:: Short exercise ::
Look through the material below for "this". Copy every line that contains it.

+ + + +

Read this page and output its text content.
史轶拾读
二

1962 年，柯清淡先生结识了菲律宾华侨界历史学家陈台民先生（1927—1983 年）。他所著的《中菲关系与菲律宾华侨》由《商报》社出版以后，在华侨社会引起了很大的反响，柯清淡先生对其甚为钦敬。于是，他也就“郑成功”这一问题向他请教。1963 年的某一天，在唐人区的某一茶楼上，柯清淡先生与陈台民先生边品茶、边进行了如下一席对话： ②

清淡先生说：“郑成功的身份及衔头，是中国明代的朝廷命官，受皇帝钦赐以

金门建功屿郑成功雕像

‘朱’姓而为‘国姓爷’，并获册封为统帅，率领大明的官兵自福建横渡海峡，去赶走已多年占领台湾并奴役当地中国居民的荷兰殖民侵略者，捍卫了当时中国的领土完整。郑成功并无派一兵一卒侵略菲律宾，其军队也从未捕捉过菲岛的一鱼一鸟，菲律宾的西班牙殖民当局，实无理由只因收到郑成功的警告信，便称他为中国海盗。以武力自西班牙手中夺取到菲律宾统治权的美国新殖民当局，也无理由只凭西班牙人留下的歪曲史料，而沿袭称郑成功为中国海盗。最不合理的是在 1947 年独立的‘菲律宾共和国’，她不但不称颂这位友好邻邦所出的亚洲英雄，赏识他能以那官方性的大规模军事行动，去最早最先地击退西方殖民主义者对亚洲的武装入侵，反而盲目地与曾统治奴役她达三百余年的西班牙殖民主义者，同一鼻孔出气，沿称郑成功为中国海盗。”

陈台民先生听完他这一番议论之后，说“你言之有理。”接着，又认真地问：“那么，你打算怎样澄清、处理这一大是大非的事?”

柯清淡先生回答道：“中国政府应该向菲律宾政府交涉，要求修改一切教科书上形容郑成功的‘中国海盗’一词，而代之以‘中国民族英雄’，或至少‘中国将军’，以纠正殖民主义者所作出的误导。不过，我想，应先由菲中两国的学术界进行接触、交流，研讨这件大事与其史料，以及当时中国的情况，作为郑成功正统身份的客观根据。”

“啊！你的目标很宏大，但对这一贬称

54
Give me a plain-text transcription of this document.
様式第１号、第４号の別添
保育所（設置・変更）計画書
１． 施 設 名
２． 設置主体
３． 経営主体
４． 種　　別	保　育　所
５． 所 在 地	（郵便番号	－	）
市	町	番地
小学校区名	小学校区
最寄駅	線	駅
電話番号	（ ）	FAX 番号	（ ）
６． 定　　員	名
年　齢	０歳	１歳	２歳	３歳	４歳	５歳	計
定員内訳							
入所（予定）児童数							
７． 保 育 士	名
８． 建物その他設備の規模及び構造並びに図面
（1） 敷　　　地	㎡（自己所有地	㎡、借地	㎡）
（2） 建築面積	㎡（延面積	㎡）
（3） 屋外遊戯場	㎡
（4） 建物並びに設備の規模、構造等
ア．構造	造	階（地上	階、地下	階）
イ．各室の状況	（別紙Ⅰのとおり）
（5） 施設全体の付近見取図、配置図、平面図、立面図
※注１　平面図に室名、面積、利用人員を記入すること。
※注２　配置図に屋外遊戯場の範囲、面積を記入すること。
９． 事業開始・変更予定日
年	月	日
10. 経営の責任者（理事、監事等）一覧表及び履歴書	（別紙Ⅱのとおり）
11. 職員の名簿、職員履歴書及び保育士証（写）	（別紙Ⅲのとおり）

+ + + +

:: Expected answer ::
Read this page and output its text content.
Give me a plain-text transcription of this document.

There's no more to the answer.